Stated task >> Determine which lines of the records include the word "Merged", and copy them.

[A run of records]
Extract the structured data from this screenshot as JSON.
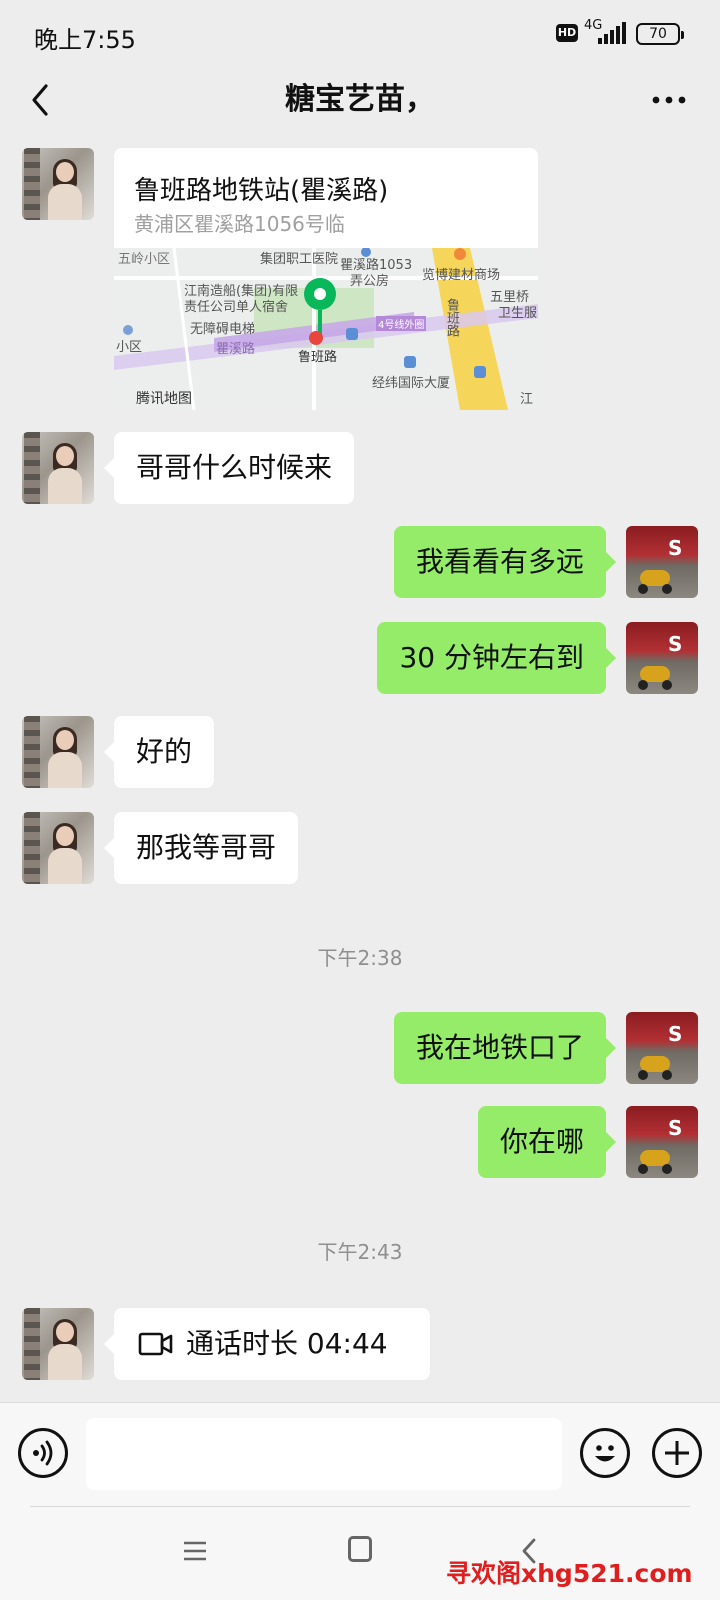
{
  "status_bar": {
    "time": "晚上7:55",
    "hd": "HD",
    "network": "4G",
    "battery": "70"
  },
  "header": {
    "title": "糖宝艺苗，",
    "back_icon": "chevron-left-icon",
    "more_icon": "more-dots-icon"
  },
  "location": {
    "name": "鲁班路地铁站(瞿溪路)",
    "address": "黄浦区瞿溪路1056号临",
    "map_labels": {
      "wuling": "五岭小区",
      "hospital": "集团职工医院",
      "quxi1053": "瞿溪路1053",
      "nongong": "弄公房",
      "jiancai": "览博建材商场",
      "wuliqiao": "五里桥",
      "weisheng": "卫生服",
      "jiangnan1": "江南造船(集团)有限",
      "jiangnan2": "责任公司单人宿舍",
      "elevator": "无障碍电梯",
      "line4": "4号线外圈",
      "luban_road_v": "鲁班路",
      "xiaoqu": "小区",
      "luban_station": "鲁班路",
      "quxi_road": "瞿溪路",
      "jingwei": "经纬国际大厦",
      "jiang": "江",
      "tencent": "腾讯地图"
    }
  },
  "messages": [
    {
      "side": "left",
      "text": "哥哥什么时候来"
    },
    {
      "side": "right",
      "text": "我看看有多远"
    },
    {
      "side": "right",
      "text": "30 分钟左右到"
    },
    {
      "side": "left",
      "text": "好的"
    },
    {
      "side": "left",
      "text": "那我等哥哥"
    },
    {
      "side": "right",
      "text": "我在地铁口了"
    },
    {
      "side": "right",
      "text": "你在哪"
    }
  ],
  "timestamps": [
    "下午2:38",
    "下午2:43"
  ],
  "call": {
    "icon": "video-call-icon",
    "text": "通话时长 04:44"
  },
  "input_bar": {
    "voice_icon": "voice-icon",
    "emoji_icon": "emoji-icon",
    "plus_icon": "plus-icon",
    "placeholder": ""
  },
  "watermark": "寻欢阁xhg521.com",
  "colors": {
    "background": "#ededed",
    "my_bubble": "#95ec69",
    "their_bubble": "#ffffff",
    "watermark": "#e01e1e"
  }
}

--

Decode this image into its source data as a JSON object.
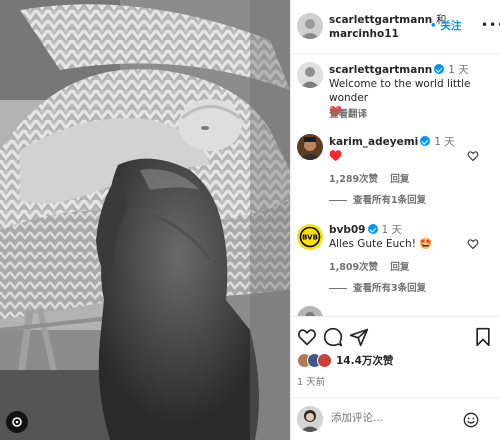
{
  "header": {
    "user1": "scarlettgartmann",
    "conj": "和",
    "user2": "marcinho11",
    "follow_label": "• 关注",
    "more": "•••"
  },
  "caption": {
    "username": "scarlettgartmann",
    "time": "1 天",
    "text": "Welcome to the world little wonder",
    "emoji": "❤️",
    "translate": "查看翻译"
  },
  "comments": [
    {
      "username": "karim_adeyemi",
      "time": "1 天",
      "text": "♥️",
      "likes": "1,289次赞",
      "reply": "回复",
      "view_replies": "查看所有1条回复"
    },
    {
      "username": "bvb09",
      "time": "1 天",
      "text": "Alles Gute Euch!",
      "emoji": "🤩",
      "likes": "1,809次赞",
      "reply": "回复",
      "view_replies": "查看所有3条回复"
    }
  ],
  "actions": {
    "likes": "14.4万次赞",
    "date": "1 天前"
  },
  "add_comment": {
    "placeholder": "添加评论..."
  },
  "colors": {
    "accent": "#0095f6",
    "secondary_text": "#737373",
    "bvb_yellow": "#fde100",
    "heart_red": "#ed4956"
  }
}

--

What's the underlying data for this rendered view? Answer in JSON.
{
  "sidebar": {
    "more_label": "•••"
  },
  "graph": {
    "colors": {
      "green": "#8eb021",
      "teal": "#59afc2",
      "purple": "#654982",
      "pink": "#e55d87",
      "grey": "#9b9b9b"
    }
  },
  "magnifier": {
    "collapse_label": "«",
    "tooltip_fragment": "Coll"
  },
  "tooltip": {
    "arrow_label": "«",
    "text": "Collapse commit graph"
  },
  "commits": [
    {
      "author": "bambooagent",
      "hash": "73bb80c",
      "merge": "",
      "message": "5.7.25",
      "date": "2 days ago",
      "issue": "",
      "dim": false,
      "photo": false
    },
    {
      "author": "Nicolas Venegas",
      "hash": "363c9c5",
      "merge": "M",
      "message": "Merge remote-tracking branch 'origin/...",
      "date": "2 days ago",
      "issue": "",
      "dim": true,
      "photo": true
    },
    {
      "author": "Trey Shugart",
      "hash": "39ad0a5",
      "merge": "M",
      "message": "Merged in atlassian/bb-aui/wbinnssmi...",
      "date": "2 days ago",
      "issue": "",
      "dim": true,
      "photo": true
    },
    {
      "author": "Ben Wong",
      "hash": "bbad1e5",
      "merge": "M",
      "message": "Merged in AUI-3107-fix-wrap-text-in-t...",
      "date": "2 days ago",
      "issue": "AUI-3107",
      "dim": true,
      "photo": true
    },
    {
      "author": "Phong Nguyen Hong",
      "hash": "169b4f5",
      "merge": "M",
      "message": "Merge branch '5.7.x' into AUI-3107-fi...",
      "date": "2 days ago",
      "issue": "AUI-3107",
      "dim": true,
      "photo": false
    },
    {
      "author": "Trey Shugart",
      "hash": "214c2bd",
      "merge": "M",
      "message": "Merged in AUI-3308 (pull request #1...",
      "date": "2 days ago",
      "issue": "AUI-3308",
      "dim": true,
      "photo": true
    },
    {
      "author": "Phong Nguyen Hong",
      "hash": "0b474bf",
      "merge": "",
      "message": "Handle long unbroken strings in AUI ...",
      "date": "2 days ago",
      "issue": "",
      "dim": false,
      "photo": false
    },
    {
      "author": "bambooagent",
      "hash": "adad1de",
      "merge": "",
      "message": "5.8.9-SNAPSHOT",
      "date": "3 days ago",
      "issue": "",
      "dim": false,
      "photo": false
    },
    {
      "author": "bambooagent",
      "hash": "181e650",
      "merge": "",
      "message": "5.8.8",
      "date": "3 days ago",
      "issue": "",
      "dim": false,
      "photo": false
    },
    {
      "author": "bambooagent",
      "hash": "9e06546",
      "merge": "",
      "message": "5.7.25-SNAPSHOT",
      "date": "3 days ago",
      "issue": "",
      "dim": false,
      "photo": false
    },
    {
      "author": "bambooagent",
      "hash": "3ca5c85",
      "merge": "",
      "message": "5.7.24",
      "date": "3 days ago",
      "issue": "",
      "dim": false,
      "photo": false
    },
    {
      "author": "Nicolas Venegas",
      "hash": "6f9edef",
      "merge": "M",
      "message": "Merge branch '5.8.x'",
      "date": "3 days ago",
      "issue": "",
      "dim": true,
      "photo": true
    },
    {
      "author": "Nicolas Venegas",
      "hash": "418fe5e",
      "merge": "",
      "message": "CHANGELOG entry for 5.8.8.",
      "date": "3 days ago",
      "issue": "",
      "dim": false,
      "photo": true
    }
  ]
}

Full solution >>
      "message": "Merged in atlassian/bb-aui/wbinnssmi...",
      "message": "Merged in AUI-3107-fix-wrap-text-in-t...",
      "message": "Merged in AUI-3308 (pull request #1...",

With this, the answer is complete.